Go through the entries and count the lines with the string "Pendidikan" in them. Give only that number.
## BEGIN DATA EXTRACT
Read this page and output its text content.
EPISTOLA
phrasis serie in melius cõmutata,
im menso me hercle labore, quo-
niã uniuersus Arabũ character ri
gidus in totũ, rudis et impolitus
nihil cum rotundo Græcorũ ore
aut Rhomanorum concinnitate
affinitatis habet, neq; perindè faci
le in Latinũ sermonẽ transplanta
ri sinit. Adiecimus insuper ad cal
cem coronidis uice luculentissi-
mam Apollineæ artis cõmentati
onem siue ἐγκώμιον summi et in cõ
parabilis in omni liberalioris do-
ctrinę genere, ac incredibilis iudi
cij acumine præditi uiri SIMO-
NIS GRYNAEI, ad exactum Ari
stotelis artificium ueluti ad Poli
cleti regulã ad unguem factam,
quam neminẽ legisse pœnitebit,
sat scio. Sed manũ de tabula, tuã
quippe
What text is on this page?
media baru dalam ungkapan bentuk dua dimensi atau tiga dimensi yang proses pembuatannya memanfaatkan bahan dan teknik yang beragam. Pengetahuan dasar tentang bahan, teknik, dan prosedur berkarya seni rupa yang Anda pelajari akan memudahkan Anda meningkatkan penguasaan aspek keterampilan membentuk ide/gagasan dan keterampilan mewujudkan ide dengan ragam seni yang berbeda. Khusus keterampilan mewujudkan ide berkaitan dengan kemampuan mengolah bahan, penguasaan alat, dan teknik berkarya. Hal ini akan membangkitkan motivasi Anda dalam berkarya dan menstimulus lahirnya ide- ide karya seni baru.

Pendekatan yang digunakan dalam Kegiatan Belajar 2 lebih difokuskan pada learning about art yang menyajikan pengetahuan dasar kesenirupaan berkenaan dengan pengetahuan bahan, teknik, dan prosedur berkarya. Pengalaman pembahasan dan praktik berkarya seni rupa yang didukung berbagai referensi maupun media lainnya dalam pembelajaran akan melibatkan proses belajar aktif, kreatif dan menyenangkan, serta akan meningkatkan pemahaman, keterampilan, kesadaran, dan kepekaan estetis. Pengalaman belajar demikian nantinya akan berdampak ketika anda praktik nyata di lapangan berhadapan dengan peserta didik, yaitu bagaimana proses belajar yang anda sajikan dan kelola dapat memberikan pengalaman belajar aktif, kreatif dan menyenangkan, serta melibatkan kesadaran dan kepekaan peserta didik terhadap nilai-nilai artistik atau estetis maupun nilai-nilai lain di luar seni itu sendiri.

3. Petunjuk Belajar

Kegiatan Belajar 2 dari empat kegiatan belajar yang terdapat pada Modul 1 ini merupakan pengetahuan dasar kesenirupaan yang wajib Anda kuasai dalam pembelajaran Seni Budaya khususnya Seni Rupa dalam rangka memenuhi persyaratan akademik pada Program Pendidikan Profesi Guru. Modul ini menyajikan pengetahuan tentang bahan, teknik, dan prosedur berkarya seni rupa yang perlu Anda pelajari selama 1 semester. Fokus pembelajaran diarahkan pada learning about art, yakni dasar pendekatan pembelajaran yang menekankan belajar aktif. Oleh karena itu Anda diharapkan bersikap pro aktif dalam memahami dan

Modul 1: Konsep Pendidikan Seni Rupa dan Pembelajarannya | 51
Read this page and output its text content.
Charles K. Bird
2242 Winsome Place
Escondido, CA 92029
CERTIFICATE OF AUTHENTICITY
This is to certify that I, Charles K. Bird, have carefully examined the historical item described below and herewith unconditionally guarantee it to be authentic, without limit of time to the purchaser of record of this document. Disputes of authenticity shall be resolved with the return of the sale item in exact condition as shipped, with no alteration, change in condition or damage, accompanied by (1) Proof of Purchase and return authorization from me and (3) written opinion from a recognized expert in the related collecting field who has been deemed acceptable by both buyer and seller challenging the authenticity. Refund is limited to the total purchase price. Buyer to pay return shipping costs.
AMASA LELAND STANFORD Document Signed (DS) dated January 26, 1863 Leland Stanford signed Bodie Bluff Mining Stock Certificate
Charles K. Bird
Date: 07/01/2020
## END DATA EXTRACT
FINISHED TASK
2